(OBJECTIVE): Work out how many lines of the material below mention the word "pressupost"; reply with the number only.
### RECORDS FOR THE EXERCISE
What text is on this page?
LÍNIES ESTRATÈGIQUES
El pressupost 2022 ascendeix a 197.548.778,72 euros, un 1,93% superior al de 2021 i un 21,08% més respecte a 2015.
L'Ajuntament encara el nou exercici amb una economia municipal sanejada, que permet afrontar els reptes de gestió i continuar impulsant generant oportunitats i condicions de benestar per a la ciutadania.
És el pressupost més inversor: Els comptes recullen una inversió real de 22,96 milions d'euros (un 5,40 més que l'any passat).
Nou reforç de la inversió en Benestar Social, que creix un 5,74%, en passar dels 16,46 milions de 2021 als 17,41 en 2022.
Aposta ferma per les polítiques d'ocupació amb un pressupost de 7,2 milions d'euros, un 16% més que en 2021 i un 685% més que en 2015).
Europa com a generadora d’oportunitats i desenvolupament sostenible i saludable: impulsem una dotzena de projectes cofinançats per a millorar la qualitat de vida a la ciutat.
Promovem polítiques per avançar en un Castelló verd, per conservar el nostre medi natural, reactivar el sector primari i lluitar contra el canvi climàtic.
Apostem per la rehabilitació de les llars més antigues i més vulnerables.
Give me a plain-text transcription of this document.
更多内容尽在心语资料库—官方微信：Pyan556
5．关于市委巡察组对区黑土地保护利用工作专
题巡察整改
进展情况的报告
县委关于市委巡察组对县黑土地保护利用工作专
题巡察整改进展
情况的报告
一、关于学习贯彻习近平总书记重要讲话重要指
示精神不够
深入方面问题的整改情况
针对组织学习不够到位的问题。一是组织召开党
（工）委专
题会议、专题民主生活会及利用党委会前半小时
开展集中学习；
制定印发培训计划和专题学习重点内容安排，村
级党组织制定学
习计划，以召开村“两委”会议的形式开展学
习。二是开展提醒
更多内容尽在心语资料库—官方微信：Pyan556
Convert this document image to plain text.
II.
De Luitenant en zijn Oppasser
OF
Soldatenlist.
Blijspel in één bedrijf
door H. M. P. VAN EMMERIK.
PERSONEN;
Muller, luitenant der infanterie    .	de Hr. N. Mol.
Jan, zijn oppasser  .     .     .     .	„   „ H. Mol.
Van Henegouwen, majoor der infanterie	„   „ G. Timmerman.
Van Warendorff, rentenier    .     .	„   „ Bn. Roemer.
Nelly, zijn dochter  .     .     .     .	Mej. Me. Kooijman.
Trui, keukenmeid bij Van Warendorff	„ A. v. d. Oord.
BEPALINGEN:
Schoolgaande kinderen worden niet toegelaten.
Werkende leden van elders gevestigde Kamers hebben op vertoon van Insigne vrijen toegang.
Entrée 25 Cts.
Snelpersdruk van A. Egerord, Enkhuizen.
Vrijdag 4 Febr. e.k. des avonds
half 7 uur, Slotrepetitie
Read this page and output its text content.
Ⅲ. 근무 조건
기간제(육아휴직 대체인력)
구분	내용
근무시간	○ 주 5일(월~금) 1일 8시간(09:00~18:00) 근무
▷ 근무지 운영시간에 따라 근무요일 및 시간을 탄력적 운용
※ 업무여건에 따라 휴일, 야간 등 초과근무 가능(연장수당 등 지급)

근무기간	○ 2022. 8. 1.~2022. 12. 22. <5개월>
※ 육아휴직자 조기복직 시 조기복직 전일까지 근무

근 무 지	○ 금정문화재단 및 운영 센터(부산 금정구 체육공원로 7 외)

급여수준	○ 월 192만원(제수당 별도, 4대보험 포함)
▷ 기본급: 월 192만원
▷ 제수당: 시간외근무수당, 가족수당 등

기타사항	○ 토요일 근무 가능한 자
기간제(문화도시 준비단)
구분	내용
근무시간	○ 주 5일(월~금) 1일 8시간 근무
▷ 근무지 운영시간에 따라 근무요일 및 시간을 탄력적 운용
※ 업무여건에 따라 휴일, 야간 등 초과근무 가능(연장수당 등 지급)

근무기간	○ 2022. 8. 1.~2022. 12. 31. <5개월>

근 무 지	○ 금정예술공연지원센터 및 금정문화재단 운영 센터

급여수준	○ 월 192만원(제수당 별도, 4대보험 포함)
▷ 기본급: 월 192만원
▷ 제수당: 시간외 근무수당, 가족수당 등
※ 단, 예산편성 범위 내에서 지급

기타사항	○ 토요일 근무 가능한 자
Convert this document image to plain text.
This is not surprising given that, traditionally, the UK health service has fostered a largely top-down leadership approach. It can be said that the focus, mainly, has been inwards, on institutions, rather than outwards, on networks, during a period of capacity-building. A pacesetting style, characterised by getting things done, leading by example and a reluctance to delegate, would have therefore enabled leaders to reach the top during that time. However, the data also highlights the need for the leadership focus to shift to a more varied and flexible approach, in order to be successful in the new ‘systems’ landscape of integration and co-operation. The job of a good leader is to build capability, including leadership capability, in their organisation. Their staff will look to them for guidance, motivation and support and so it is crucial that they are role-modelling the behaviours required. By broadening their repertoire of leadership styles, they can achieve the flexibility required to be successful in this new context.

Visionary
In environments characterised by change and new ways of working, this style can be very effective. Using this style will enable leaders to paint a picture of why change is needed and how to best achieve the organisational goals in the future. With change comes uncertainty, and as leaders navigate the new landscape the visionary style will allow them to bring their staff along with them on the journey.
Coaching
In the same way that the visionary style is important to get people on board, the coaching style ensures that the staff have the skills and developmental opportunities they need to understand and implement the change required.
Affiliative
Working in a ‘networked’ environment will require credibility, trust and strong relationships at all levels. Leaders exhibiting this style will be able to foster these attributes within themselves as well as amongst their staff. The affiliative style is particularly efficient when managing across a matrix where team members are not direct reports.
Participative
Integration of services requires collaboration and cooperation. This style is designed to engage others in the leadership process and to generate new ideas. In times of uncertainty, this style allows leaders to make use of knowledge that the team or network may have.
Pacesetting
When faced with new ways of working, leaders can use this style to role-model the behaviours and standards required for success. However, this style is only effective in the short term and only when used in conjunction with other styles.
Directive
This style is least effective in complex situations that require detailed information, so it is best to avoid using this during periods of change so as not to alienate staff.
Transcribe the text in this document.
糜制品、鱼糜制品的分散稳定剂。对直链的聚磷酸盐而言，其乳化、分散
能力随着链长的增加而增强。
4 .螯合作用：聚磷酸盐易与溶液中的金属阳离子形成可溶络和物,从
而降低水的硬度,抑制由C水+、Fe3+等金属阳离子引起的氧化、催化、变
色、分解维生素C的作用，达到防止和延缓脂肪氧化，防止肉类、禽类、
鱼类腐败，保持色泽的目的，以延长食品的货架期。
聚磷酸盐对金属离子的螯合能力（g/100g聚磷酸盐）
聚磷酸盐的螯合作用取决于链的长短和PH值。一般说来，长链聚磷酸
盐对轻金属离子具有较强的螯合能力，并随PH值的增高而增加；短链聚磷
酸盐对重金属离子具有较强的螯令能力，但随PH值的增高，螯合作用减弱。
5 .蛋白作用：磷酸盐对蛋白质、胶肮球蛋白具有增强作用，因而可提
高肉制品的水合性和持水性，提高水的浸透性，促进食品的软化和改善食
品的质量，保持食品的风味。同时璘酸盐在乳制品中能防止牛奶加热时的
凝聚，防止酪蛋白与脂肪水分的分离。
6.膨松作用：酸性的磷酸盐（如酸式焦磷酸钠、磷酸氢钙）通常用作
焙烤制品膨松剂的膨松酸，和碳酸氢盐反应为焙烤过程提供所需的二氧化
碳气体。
######
(RESULT): 3